◆ **GOAL OF THE EXERCISE**
Return verbatim the stretch of rows below that starts with the line containing "legend-swatch — [556, 311, 580, 321]" and ends with the line containing "legend-label: 0,5 - 0,9", including both of those lines.

◆ **EXERCISE INPUTS**
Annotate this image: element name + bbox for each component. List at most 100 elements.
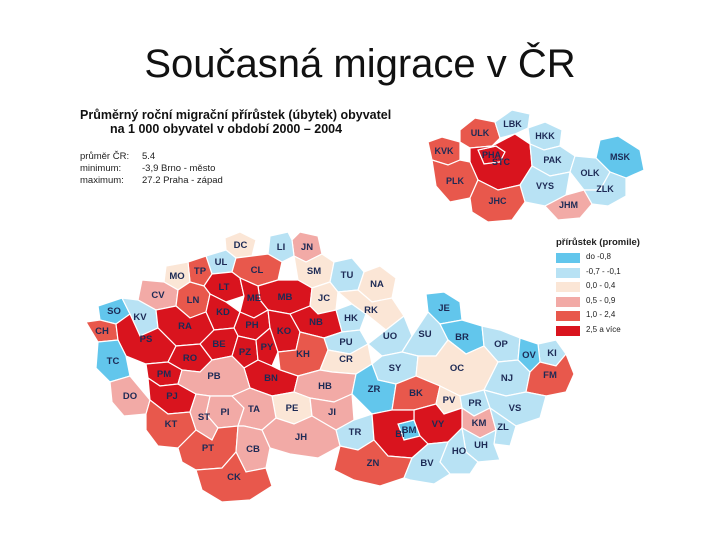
legend-swatch — [556, 311, 580, 321]
legend-swatch — [556, 267, 580, 278]
district-label-ZL: ZL — [497, 422, 509, 433]
district-label-KH: KH — [296, 349, 310, 360]
stat-maximum-value: 27.2 Praha - západ — [142, 175, 223, 186]
district-label-BE: BE — [212, 339, 225, 350]
district-label-BK: BK — [409, 388, 423, 399]
region-label-ZLK: ZLK — [596, 184, 614, 194]
region-ZLK — [582, 171, 627, 207]
district-label-SU: SU — [418, 329, 431, 340]
district-label-KV: KV — [133, 312, 147, 323]
region-label-PLK: PLK — [446, 176, 465, 186]
legend-label: 0,5 - 0,9 — [586, 295, 616, 305]
district-label-VY: VY — [432, 419, 445, 430]
district-label-FM: FM — [543, 370, 557, 381]
region-label-ULK: ULK — [471, 128, 490, 138]
region-inset-map — [427, 109, 645, 223]
district-label-CH: CH — [95, 326, 109, 337]
district-label-NJ: NJ — [501, 373, 513, 384]
region-label-JHM: JHM — [559, 200, 578, 210]
district-label-VS: VS — [509, 403, 522, 414]
district-label-JE: JE — [438, 303, 450, 314]
district-label-BR: BR — [455, 332, 469, 343]
district-label-PM: PM — [157, 369, 171, 380]
district-label-PB: PB — [207, 371, 220, 382]
map-header-line2: na 1 000 obyvatel v období 2000 – 2004 — [110, 122, 343, 136]
legend-label: 1,0 - 2,4 — [586, 310, 616, 319]
district-label-DC: DC — [234, 240, 248, 251]
district-label-KD: KD — [216, 307, 230, 318]
district-label-PH: PH — [245, 320, 258, 331]
district-label-SO: SO — [107, 306, 121, 317]
district-label-BM: BM — [402, 425, 417, 436]
district-label-PS: PS — [140, 334, 153, 345]
district-label-CV: CV — [151, 290, 165, 301]
district-label-BN: BN — [264, 373, 278, 384]
district-label-BI: BI — [395, 429, 405, 440]
region-label-PAK: PAK — [543, 155, 562, 165]
district-label-PZ: PZ — [239, 347, 251, 358]
district-label-UL: UL — [215, 257, 228, 268]
district-label-OC: OC — [450, 363, 464, 374]
district-label-RA: RA — [178, 321, 192, 332]
region-JHC — [469, 179, 526, 223]
district-CK — [195, 450, 273, 503]
district-label-ZN: ZN — [367, 458, 380, 469]
stat-average-label: průměr ČR: — [80, 151, 130, 162]
district-label-JH: JH — [295, 432, 307, 443]
region-label-OLK: OLK — [581, 168, 600, 178]
district-label-PI: PI — [221, 407, 230, 418]
region-label-KVK: KVK — [434, 146, 454, 156]
district-label-ST: ST — [198, 412, 210, 423]
district-label-TC: TC — [107, 356, 120, 367]
district-label-LT: LT — [219, 282, 230, 293]
district-label-PE: PE — [286, 403, 299, 414]
district-label-LN: LN — [187, 295, 200, 306]
district-shapes — [85, 231, 575, 503]
district-label-PT: PT — [202, 443, 214, 454]
district-label-HO: HO — [452, 446, 466, 457]
stat-minimum-label: minimum: — [80, 163, 122, 174]
district-label-CB: CB — [246, 444, 260, 455]
district-label-TU: TU — [341, 270, 354, 281]
legend-swatch — [556, 296, 580, 307]
district-label-CR: CR — [339, 354, 353, 365]
district-label-OV: OV — [522, 350, 536, 361]
region-label-JHC: JHC — [488, 196, 507, 206]
district-label-MB: MB — [278, 292, 293, 303]
region-label-HKK: HKK — [535, 131, 555, 141]
district-label-KI: KI — [547, 348, 557, 359]
region-label-STC: STC — [492, 157, 511, 167]
district-label-NB: NB — [309, 317, 323, 328]
legend-label: do -0,8 — [586, 252, 611, 261]
district-label-PV: PV — [443, 395, 456, 406]
district-label-JI: JI — [328, 407, 336, 418]
district-JH — [261, 415, 341, 459]
region-label-LBK: LBK — [503, 119, 522, 129]
district-label-KT: KT — [165, 419, 178, 430]
legend-label: -0,7 - -0,1 — [586, 266, 621, 276]
district-PS — [115, 313, 177, 365]
district-label-UH: UH — [474, 440, 488, 451]
district-PY — [255, 326, 279, 367]
district-label-KO: KO — [277, 326, 291, 337]
district-label-ZR: ZR — [368, 384, 381, 395]
district-label-DO: DO — [123, 391, 137, 402]
stat-average-value: 5.4 — [142, 151, 156, 162]
district-label-NA: NA — [370, 279, 384, 290]
district-label-PJ: PJ — [166, 391, 178, 402]
district-label-ME: ME — [247, 293, 261, 304]
region-label-MSK: MSK — [610, 152, 631, 162]
region-label-VYS: VYS — [536, 181, 554, 191]
district-label-UO: UO — [383, 331, 397, 342]
region-ULK — [459, 117, 501, 149]
district-label-JC: JC — [318, 293, 330, 304]
district-label-TP: TP — [194, 266, 207, 277]
region-VYS — [519, 165, 571, 207]
district-ZL — [488, 406, 517, 447]
legend-label: 2,5 a více — [586, 324, 621, 334]
district-label-KM: KM — [472, 418, 487, 429]
stat-maximum-label: maximum: — [80, 175, 124, 186]
district-label-JN: JN — [301, 242, 313, 253]
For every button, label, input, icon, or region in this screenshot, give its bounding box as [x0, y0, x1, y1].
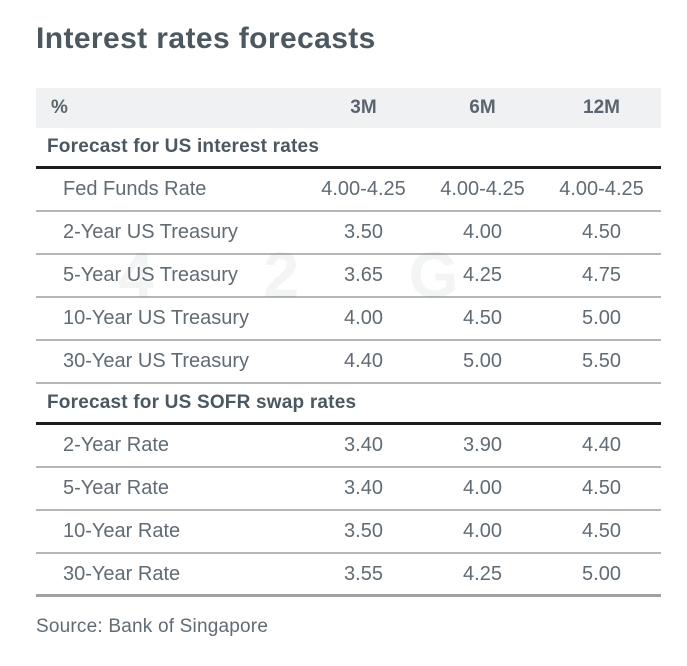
row-value: 5.50 — [582, 350, 621, 372]
row-value: 4.00-4.25 — [321, 178, 406, 200]
row-value: 4.00 — [463, 221, 502, 243]
table-row: 30-Year US Treasury 4.40 5.00 5.50 — [36, 341, 661, 384]
row-value: 4.40 — [344, 350, 383, 372]
section-header-row: Forecast for US interest rates — [36, 128, 661, 169]
row-label: 5-Year Rate — [63, 477, 169, 499]
row-value: 3.90 — [463, 434, 502, 456]
row-label: 2-Year US Treasury — [63, 221, 238, 243]
row-value: 4.25 — [463, 562, 502, 585]
row-value: 3.40 — [344, 477, 383, 499]
row-value: 3.65 — [344, 264, 383, 286]
table-row: 10-Year Rate 3.50 4.00 4.50 — [36, 511, 661, 554]
source-note: Source: Bank of Singapore — [36, 616, 269, 637]
column-header-6m: 6M — [469, 97, 496, 118]
row-value: 4.50 — [582, 520, 621, 542]
row-label: 5-Year US Treasury — [63, 264, 238, 286]
row-value: 4.00 — [344, 307, 383, 329]
forecast-table: % 3M 6M 12M Forecast for US interest rat… — [36, 88, 661, 597]
row-value: 4.25 — [463, 264, 502, 286]
table-body: Forecast for US interest rates Fed Funds … — [36, 128, 661, 597]
column-header-percent: % — [51, 97, 68, 118]
row-label: 10-Year US Treasury — [63, 307, 250, 329]
column-header-3m: 3M — [350, 97, 377, 118]
row-label: 10-Year Rate — [63, 520, 181, 542]
row-value: 3.50 — [344, 520, 383, 542]
table-row: 30-Year Rate 3.55 4.25 5.00 — [36, 554, 661, 597]
table-header-row: % 3M 6M 12M — [36, 88, 661, 128]
row-value: 5.00 — [582, 307, 621, 329]
table-row: 10-Year US Treasury 4.00 4.50 5.00 — [36, 298, 661, 341]
table-row: 2-Year US Treasury 3.50 4.00 4.50 — [36, 212, 661, 255]
row-value: 3.40 — [344, 434, 383, 456]
row-label: 30-Year Rate — [63, 562, 181, 585]
section-header-label: Forecast for US interest rates — [47, 136, 320, 157]
section-header-row: Forecast for US SOFR swap rates — [36, 384, 661, 425]
column-header-12m: 12M — [583, 97, 620, 118]
table-row: Fed Funds Rate 4.00-4.25 4.00-4.25 4.00-4.2… — [36, 169, 661, 212]
row-value: 3.50 — [344, 221, 383, 243]
row-value: 4.40 — [582, 434, 621, 456]
row-label: 2-Year Rate — [63, 434, 169, 456]
row-value: 4.00 — [463, 520, 502, 542]
section-header-label: Forecast for US SOFR swap rates — [47, 392, 357, 413]
row-label: 30-Year US Treasury — [63, 350, 250, 372]
page-title: Interest rates forecasts — [36, 22, 376, 55]
row-value: 4.50 — [582, 221, 621, 243]
row-value: 4.00-4.25 — [440, 178, 525, 200]
row-value: 5.00 — [463, 350, 502, 372]
row-value: 4.00-4.25 — [559, 178, 644, 200]
row-label: Fed Funds Rate — [63, 178, 207, 200]
row-value: 4.50 — [582, 477, 621, 499]
table-row: 5-Year US Treasury 3.65 4.25 4.75 — [36, 255, 661, 298]
row-value: 4.00 — [463, 477, 502, 499]
row-value: 4.75 — [582, 264, 621, 286]
row-value: 5.00 — [582, 562, 621, 585]
row-value: 3.55 — [344, 562, 383, 585]
table-row: 2-Year Rate 3.40 3.90 4.40 — [36, 425, 661, 468]
table-row: 5-Year Rate 3.40 4.00 4.50 — [36, 468, 661, 511]
row-value: 4.50 — [463, 307, 502, 329]
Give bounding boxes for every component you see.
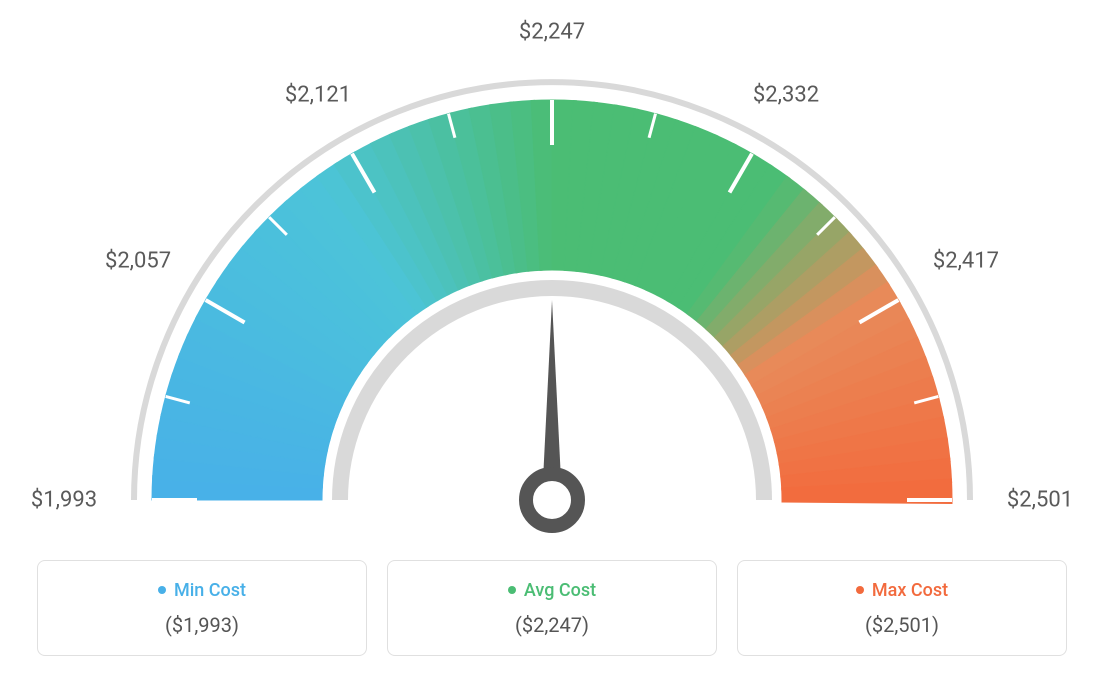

◆ **RESPONSE**
legend-swatch — [556, 311, 580, 321]
legend-swatch — [556, 267, 580, 278]
district-label-ZL: ZL — [497, 422, 509, 433]
district-label-KH: KH — [296, 349, 310, 360]
stat-maximum-value: 27.2 Praha - západ — [142, 175, 223, 186]
district-label-BE: BE — [212, 339, 225, 350]
district-label-BK: BK — [409, 388, 423, 399]
region-label-ZLK: ZLK — [596, 184, 614, 194]
region-ZLK — [582, 171, 627, 207]
district-label-SU: SU — [418, 329, 431, 340]
district-label-KV: KV — [133, 312, 147, 323]
region-label-PLK: PLK — [446, 176, 465, 186]
legend-label: 0,5 - 0,9 — [586, 295, 616, 305]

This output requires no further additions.